→ Objective:
From the listing that follows, output everything exactly except the pictures.

====== Information given ======

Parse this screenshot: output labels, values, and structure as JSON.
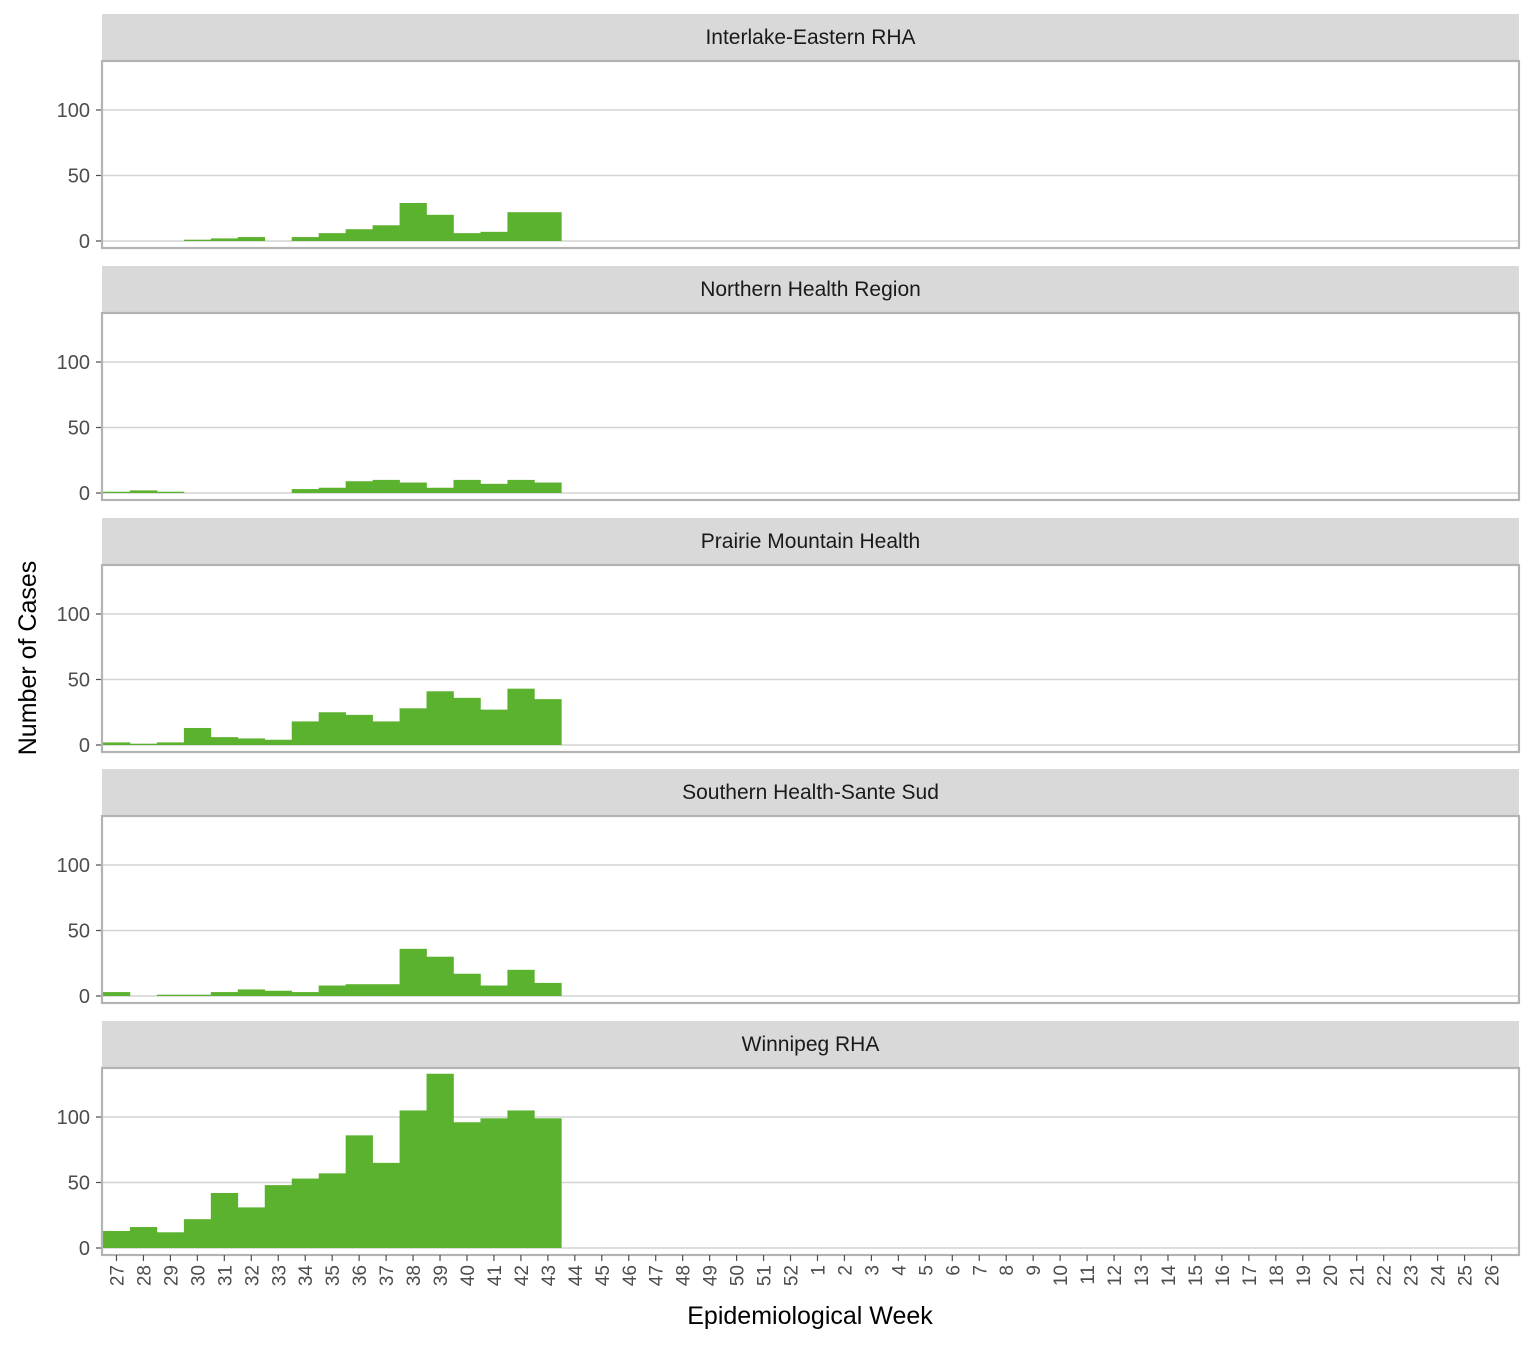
{
  "chart_data": {
    "type": "bar",
    "xlabel": "Epidemiological Week",
    "ylabel": "Number of Cases",
    "ylim": [
      0,
      140
    ],
    "yticks": [
      0,
      50,
      100
    ],
    "grid": true,
    "bar_color": "#5bb22e",
    "strip_color": "#d9d9d9",
    "categories": [
      "27",
      "28",
      "29",
      "30",
      "31",
      "32",
      "33",
      "34",
      "35",
      "36",
      "37",
      "38",
      "39",
      "40",
      "41",
      "42",
      "43",
      "44",
      "45",
      "46",
      "47",
      "48",
      "49",
      "50",
      "51",
      "52",
      "1",
      "2",
      "3",
      "4",
      "5",
      "6",
      "7",
      "8",
      "9",
      "10",
      "11",
      "12",
      "13",
      "14",
      "15",
      "16",
      "17",
      "18",
      "19",
      "20",
      "21",
      "22",
      "23",
      "24",
      "25",
      "26"
    ],
    "panels": [
      {
        "title": "Interlake-Eastern RHA",
        "values": [
          0,
          0,
          0,
          1,
          2,
          3,
          0,
          3,
          6,
          9,
          12,
          29,
          20,
          6,
          7,
          22,
          22
        ]
      },
      {
        "title": "Northern Health Region",
        "values": [
          1,
          2,
          1,
          0,
          0,
          0,
          0,
          3,
          4,
          9,
          10,
          8,
          4,
          10,
          7,
          10,
          8
        ]
      },
      {
        "title": "Prairie Mountain Health",
        "values": [
          2,
          1,
          2,
          13,
          6,
          5,
          4,
          18,
          25,
          23,
          18,
          28,
          41,
          36,
          27,
          43,
          35
        ]
      },
      {
        "title": "Southern Health-Sante Sud",
        "values": [
          3,
          0,
          1,
          1,
          3,
          5,
          4,
          3,
          8,
          9,
          9,
          36,
          30,
          17,
          8,
          20,
          10
        ]
      },
      {
        "title": "Winnipeg RHA",
        "values": [
          13,
          16,
          12,
          22,
          42,
          31,
          48,
          53,
          57,
          86,
          65,
          105,
          133,
          96,
          99,
          105,
          99
        ]
      }
    ]
  }
}
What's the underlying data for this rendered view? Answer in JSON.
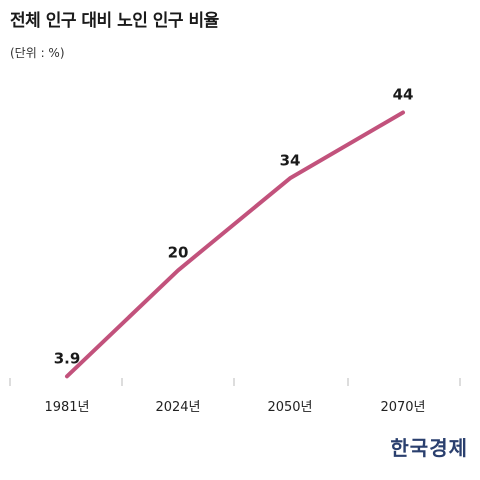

======

→ Result of the exercise:
Parse this screenshot: output labels, values, and structure as JSON.
{
  "chart_data": {
    "type": "bar",
    "xlabel": "Epidemiological Week",
    "ylabel": "Number of Cases",
    "ylim": [
      0,
      140
    ],
    "yticks": [
      0,
      50,
      100
    ],
    "grid": true,
    "bar_color": "#5bb22e",
    "strip_color": "#d9d9d9",
    "categories": [
      "27",
      "28",
      "29",
      "30",
      "31",
      "32",
      "33",
      "34",
      "35",
      "36",
      "37",
      "38",
      "39",
      "40",
      "41",
      "42",
      "43",
      "44",
      "45",
      "46",
      "47",
      "48",
      "49",
      "50",
      "51",
      "52",
      "1",
      "2",
      "3",
      "4",
      "5",
      "6",
      "7",
      "8",
      "9",
      "10",
      "11",
      "12",
      "13",
      "14",
      "15",
      "16",
      "17",
      "18",
      "19",
      "20",
      "21",
      "22",
      "23",
      "24",
      "25",
      "26"
    ],
    "panels": [
      {
        "title": "Interlake-Eastern RHA",
        "values": [
          0,
          0,
          0,
          1,
          2,
          3,
          0,
          3,
          6,
          9,
          12,
          29,
          20,
          6,
          7,
          22,
          22
        ]
      },
      {
        "title": "Northern Health Region",
        "values": [
          1,
          2,
          1,
          0,
          0,
          0,
          0,
          3,
          4,
          9,
          10,
          8,
          4,
          10,
          7,
          10,
          8
        ]
      },
      {
        "title": "Prairie Mountain Health",
        "values": [
          2,
          1,
          2,
          13,
          6,
          5,
          4,
          18,
          25,
          23,
          18,
          28,
          41,
          36,
          27,
          43,
          35
        ]
      },
      {
        "title": "Southern Health-Sante Sud",
        "values": [
          3,
          0,
          1,
          1,
          3,
          5,
          4,
          3,
          8,
          9,
          9,
          36,
          30,
          17,
          8,
          20,
          10
        ]
      },
      {
        "title": "Winnipeg RHA",
        "values": [
          13,
          16,
          12,
          22,
          42,
          31,
          48,
          53,
          57,
          86,
          65,
          105,
          133,
          96,
          99,
          105,
          99
        ]
      }
    ]
  }
}
What's the underlying data for this rendered view? Answer in JSON.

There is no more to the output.